§ **Exercise directions**: Copy out all lines where "уѣздныхъ" appears.

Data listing

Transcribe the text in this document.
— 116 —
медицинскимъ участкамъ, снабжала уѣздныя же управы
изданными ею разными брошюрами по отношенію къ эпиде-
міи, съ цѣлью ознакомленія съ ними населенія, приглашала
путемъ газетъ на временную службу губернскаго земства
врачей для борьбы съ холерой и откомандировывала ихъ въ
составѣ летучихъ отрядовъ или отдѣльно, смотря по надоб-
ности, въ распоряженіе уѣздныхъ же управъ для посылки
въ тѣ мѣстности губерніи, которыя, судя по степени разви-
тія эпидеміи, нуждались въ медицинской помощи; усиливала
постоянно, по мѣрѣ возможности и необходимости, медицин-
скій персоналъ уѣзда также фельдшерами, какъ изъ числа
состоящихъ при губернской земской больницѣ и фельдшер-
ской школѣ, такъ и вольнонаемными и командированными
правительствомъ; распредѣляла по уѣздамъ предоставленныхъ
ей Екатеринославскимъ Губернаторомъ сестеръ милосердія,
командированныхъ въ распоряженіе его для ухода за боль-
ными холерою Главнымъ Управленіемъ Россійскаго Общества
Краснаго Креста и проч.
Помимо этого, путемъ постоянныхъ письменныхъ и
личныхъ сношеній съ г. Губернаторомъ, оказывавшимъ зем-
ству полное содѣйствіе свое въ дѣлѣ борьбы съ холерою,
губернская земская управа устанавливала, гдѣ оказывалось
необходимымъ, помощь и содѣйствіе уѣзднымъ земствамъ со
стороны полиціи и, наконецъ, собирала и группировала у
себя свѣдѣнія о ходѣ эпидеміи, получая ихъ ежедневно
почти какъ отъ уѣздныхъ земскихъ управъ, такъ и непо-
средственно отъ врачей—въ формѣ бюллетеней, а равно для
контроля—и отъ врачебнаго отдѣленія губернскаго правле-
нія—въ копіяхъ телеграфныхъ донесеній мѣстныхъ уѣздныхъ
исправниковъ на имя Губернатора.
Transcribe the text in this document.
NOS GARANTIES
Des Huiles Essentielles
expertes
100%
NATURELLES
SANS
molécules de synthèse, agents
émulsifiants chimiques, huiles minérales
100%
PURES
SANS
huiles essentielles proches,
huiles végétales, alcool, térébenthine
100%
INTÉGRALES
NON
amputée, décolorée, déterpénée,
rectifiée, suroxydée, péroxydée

§ **Response for this exercise**:
ности, въ распоряженіе уѣздныхъ же управъ для посылки
почти какъ отъ уѣздныхъ земскихъ управъ, такъ и непо-
нія—въ копіяхъ телеграфныхъ донесеній мѣстныхъ уѣздныхъ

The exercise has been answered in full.